## What to produce
Transcribe the material in full, exactly as written.

## Working data
· · · · ·

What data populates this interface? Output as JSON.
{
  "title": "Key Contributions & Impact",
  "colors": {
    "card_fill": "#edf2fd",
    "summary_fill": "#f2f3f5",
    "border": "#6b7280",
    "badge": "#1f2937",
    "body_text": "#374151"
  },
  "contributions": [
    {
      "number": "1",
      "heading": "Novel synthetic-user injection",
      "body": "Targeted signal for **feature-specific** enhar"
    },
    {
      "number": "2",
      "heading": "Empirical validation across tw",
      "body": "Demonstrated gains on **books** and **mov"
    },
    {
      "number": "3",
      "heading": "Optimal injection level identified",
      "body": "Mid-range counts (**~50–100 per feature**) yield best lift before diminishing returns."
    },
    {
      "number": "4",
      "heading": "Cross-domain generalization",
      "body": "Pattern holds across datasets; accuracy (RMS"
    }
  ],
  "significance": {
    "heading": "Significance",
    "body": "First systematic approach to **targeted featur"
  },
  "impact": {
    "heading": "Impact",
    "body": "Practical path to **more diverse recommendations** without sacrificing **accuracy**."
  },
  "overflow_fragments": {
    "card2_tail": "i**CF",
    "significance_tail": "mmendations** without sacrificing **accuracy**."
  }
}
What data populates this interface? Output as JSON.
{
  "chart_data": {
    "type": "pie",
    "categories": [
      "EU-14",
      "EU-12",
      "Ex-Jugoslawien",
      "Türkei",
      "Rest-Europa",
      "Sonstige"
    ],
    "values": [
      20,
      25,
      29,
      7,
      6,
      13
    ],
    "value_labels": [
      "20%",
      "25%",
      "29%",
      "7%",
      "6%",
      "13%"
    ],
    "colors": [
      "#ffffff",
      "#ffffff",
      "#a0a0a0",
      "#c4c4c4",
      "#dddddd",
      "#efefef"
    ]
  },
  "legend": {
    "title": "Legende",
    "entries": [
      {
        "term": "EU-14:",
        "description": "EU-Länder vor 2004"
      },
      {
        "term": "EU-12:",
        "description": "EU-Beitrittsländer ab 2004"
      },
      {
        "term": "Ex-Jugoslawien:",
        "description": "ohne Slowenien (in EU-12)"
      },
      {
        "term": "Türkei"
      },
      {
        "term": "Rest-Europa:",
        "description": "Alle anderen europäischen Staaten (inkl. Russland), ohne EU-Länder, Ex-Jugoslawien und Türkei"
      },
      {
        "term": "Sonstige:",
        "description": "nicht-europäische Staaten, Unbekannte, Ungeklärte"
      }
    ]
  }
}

· · · · ·

## Solution for this exercise
What data populates this interface? Output as JSON.
{
  "title": "Key Contributions & Impact",
  "colors": {
    "card_fill": "#edf2fd",
    "summary_fill": "#f2f3f5",
    "border": "#6b7280",
    "badge": "#1f2937",
    "body_text": "#374151"
  },
  "contributions": [
    {
      "number": "1",
      "heading": "Novel synthetic-user injection",
      "body": "Targeted signal for **feature-specific** enhar"
    },
    {
      "number": "2",
      "heading": "Empirical validation across tw",
      "body": "Demonstrated gains on **books** and **mov"
    },
    {
      "number": "3",
      "heading": "Optimal injection level identified",
      "body": "Mid-range counts (**~50–100 per feature**) yield best lift before diminishing returns."
    },
    {
      "number": "4",
      "heading": "Cross-domain generalization",
      "body": "Pattern holds across datasets; accuracy (RMS"
    }
  ],
  "significance": {
    "heading": "Significance",
    "body": "First systematic approach to **targeted featur"
  },
  "impact": {
    "heading": "Impact",
    "body": "Practical path to **more diverse recommendations** without sacrificing **accuracy**."
  },
  "overflow_fragments": {
    "card2_tail": "i**CF",
    "significance_tail": "mmendations** without sacrificing **accuracy**."
  }
}
What data populates this interface? Output as JSON.
{
  "chart_data": {
    "type": "pie",
    "categories": [
      "EU-14",
      "EU-12",
      "Ex-Jugoslawien",
      "Türkei",
      "Rest-Europa",
      "Sonstige"
    ],
    "values": [
      20,
      25,
      29,
      7,
      6,
      13
    ],
    "value_labels": [
      "20%",
      "25%",
      "29%",
      "7%",
      "6%",
      "13%"
    ],
    "colors": [
      "#ffffff",
      "#ffffff",
      "#a0a0a0",
      "#c4c4c4",
      "#dddddd",
      "#efefef"
    ]
  },
  "legend": {
    "title": "Legende",
    "entries": [
      {
        "term": "EU-14:",
        "description": "EU-Länder vor 2004"
      },
      {
        "term": "EU-12:",
        "description": "EU-Beitrittsländer ab 2004"
      },
      {
        "term": "Ex-Jugoslawien:",
        "description": "ohne Slowenien (in EU-12)"
      },
      {
        "term": "Türkei"
      },
      {
        "term": "Rest-Europa:",
        "description": "Alle anderen europäischen Staaten (inkl. Russland), ohne EU-Länder, Ex-Jugoslawien und Türkei"
      },
      {
        "term": "Sonstige:",
        "description": "nicht-europäische Staaten, Unbekannte, Ungeklärte"
      }
    ]
  }
}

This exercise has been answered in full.